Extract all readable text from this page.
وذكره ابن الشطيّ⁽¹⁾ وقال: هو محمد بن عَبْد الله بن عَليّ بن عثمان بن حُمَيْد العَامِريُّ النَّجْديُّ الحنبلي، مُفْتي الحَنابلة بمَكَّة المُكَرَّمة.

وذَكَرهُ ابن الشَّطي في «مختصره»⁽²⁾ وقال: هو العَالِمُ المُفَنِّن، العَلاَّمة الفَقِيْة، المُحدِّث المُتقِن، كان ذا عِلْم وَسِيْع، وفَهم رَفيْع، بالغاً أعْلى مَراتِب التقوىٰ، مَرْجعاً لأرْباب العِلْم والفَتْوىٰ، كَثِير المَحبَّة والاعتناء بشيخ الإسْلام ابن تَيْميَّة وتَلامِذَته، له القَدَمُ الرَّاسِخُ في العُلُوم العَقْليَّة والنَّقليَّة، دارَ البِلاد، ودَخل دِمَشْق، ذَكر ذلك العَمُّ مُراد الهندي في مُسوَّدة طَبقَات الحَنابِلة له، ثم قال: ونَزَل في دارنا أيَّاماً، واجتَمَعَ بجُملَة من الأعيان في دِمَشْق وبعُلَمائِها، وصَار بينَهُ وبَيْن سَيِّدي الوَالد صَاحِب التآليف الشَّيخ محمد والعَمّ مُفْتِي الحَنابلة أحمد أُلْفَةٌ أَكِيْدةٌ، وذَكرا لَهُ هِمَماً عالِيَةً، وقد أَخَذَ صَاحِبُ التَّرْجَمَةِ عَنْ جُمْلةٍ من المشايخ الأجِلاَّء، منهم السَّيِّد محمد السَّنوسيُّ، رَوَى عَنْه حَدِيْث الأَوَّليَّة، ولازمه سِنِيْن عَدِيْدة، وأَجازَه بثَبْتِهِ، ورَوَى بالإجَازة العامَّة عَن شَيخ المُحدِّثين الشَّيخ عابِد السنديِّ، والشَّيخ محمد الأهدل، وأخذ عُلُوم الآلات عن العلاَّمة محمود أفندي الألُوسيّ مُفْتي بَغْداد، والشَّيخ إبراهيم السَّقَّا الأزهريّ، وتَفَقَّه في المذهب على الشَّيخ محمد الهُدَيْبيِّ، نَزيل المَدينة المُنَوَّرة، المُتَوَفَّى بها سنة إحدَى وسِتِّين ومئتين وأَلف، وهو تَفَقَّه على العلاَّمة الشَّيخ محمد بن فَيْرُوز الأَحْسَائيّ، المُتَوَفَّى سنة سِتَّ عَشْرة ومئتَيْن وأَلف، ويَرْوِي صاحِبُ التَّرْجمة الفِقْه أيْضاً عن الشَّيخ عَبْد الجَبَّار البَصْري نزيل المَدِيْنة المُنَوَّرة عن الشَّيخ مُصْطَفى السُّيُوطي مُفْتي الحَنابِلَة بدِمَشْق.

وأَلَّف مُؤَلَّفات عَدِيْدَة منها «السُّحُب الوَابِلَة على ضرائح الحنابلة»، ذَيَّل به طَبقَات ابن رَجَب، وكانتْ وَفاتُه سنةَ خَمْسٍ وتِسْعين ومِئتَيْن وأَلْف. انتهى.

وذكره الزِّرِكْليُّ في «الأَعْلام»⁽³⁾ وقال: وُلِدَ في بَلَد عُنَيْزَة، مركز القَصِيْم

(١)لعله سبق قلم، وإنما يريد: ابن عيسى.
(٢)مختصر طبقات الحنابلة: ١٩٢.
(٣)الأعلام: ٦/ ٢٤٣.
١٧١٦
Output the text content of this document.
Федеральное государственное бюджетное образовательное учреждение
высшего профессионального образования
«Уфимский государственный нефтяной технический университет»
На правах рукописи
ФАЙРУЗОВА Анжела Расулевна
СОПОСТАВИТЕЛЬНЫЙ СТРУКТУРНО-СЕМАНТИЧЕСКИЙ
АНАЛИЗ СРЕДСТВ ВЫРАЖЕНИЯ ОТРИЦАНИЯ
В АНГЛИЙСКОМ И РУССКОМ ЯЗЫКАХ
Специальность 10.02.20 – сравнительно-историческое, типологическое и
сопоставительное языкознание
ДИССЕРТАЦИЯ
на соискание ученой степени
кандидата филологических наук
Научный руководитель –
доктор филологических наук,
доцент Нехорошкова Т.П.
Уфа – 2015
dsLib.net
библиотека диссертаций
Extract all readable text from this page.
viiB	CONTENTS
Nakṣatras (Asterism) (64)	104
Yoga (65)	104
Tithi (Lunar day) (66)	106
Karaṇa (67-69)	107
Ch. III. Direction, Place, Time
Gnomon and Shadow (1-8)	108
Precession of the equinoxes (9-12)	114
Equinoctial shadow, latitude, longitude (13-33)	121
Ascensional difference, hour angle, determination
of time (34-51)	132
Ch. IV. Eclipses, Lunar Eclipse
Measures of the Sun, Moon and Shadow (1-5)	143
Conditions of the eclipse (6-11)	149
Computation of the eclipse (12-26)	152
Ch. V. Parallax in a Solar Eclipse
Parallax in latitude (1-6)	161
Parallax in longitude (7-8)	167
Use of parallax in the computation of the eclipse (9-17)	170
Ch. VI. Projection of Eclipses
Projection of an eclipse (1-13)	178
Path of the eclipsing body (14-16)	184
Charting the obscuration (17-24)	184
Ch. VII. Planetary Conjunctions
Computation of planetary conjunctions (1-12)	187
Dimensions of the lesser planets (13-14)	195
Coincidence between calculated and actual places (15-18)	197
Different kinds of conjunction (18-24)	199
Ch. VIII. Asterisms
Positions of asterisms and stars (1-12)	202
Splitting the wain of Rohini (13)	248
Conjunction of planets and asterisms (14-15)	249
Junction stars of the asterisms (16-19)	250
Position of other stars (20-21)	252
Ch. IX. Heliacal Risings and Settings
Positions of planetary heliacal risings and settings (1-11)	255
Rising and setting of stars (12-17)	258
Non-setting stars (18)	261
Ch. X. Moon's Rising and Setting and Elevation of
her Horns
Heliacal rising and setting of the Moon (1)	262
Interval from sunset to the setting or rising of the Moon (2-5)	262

****************

- _EXERCISE INSTRUCTIONS_
For each line above that contains the word "Eclipses", copy that line.

- _IN RESPONSE_
Ch. IV. Eclipses, Lunar Eclipse
Ch. VI. Projection of Eclipses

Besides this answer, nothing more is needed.